• [Task instructions]: Print the listing that follows, character for character.

(Collected data)

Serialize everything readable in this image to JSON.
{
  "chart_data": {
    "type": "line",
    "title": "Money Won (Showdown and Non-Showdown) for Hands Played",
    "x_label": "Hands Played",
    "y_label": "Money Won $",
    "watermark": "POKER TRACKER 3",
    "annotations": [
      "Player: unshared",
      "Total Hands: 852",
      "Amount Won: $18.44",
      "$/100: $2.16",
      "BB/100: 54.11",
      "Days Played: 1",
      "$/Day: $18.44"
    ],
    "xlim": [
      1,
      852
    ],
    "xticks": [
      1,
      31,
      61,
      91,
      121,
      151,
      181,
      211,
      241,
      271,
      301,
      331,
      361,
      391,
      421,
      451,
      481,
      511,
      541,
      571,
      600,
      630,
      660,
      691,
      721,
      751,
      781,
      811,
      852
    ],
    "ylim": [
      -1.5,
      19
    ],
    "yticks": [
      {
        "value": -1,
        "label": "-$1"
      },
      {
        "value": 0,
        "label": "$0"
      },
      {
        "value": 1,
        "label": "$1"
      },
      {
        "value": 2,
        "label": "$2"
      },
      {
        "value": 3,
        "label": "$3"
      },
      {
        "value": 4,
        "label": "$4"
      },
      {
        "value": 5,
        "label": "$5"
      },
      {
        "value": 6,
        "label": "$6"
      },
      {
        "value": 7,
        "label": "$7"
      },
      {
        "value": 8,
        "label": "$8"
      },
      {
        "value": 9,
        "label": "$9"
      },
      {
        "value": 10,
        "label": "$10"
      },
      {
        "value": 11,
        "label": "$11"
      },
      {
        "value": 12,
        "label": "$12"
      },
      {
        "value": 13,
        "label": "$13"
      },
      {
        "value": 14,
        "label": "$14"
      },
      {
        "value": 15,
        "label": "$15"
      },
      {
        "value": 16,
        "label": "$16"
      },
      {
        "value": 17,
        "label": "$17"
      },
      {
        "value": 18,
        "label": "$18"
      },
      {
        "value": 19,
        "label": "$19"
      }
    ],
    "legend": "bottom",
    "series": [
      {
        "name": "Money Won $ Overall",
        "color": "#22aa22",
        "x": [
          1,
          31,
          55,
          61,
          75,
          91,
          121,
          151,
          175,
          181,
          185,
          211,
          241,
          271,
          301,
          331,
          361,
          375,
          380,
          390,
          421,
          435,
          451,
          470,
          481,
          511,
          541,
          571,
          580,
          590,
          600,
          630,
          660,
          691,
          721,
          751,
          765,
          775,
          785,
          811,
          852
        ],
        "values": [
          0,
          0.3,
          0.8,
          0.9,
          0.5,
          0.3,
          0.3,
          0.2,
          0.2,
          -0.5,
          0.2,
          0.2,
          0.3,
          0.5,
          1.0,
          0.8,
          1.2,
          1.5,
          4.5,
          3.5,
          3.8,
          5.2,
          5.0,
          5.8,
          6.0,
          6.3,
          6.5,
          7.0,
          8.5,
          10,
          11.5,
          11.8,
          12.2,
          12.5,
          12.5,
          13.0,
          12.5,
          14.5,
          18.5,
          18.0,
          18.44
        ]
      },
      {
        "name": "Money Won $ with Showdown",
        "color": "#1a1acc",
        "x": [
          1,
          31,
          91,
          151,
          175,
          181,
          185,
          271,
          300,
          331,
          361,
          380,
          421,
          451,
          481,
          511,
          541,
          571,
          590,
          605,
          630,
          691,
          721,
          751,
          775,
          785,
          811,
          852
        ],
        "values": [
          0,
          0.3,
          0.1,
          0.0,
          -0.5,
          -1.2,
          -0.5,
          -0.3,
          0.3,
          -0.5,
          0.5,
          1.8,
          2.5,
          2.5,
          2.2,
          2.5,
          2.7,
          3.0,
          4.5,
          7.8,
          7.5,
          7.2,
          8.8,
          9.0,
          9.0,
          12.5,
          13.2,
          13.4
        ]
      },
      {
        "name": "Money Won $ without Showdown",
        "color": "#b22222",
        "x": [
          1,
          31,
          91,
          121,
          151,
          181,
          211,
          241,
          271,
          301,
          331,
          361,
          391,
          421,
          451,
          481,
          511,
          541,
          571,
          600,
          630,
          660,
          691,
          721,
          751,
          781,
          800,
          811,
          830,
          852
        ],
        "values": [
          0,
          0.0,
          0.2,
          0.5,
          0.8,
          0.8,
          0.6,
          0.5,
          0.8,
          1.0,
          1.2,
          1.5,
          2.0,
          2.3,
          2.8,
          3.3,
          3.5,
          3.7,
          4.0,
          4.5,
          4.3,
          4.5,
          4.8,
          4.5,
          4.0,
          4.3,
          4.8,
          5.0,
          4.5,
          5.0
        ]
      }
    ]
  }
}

• [Answer to the problem]:
Serialize everything readable in this image to JSON.
{
  "chart_data": {
    "type": "line",
    "title": "Money Won (Showdown and Non-Showdown) for Hands Played",
    "x_label": "Hands Played",
    "y_label": "Money Won $",
    "watermark": "POKER TRACKER 3",
    "annotations": [
      "Player: unshared",
      "Total Hands: 852",
      "Amount Won: $18.44",
      "$/100: $2.16",
      "BB/100: 54.11",
      "Days Played: 1",
      "$/Day: $18.44"
    ],
    "xlim": [
      1,
      852
    ],
    "xticks": [
      1,
      31,
      61,
      91,
      121,
      151,
      181,
      211,
      241,
      271,
      301,
      331,
      361,
      391,
      421,
      451,
      481,
      511,
      541,
      571,
      600,
      630,
      660,
      691,
      721,
      751,
      781,
      811,
      852
    ],
    "ylim": [
      -1.5,
      19
    ],
    "yticks": [
      {
        "value": -1,
        "label": "-$1"
      },
      {
        "value": 0,
        "label": "$0"
      },
      {
        "value": 1,
        "label": "$1"
      },
      {
        "value": 2,
        "label": "$2"
      },
      {
        "value": 3,
        "label": "$3"
      },
      {
        "value": 4,
        "label": "$4"
      },
      {
        "value": 5,
        "label": "$5"
      },
      {
        "value": 6,
        "label": "$6"
      },
      {
        "value": 7,
        "label": "$7"
      },
      {
        "value": 8,
        "label": "$8"
      },
      {
        "value": 9,
        "label": "$9"
      },
      {
        "value": 10,
        "label": "$10"
      },
      {
        "value": 11,
        "label": "$11"
      },
      {
        "value": 12,
        "label": "$12"
      },
      {
        "value": 13,
        "label": "$13"
      },
      {
        "value": 14,
        "label": "$14"
      },
      {
        "value": 15,
        "label": "$15"
      },
      {
        "value": 16,
        "label": "$16"
      },
      {
        "value": 17,
        "label": "$17"
      },
      {
        "value": 18,
        "label": "$18"
      },
      {
        "value": 19,
        "label": "$19"
      }
    ],
    "legend": "bottom",
    "series": [
      {
        "name": "Money Won $ Overall",
        "color": "#22aa22",
        "x": [
          1,
          31,
          55,
          61,
          75,
          91,
          121,
          151,
          175,
          181,
          185,
          211,
          241,
          271,
          301,
          331,
          361,
          375,
          380,
          390,
          421,
          435,
          451,
          470,
          481,
          511,
          541,
          571,
          580,
          590,
          600,
          630,
          660,
          691,
          721,
          751,
          765,
          775,
          785,
          811,
          852
        ],
        "values": [
          0,
          0.3,
          0.8,
          0.9,
          0.5,
          0.3,
          0.3,
          0.2,
          0.2,
          -0.5,
          0.2,
          0.2,
          0.3,
          0.5,
          1.0,
          0.8,
          1.2,
          1.5,
          4.5,
          3.5,
          3.8,
          5.2,
          5.0,
          5.8,
          6.0,
          6.3,
          6.5,
          7.0,
          8.5,
          10,
          11.5,
          11.8,
          12.2,
          12.5,
          12.5,
          13.0,
          12.5,
          14.5,
          18.5,
          18.0,
          18.44
        ]
      },
      {
        "name": "Money Won $ with Showdown",
        "color": "#1a1acc",
        "x": [
          1,
          31,
          91,
          151,
          175,
          181,
          185,
          271,
          300,
          331,
          361,
          380,
          421,
          451,
          481,
          511,
          541,
          571,
          590,
          605,
          630,
          691,
          721,
          751,
          775,
          785,
          811,
          852
        ],
        "values": [
          0,
          0.3,
          0.1,
          0.0,
          -0.5,
          -1.2,
          -0.5,
          -0.3,
          0.3,
          -0.5,
          0.5,
          1.8,
          2.5,
          2.5,
          2.2,
          2.5,
          2.7,
          3.0,
          4.5,
          7.8,
          7.5,
          7.2,
          8.8,
          9.0,
          9.0,
          12.5,
          13.2,
          13.4
        ]
      },
      {
        "name": "Money Won $ without Showdown",
        "color": "#b22222",
        "x": [
          1,
          31,
          91,
          121,
          151,
          181,
          211,
          241,
          271,
          301,
          331,
          361,
          391,
          421,
          451,
          481,
          511,
          541,
          571,
          600,
          630,
          660,
          691,
          721,
          751,
          781,
          800,
          811,
          830,
          852
        ],
        "values": [
          0,
          0.0,
          0.2,
          0.5,
          0.8,
          0.8,
          0.6,
          0.5,
          0.8,
          1.0,
          1.2,
          1.5,
          2.0,
          2.3,
          2.8,
          3.3,
          3.5,
          3.7,
          4.0,
          4.5,
          4.3,
          4.5,
          4.8,
          4.5,
          4.0,
          4.3,
          4.8,
          5.0,
          4.5,
          5.0
        ]
      }
    ]
  }
}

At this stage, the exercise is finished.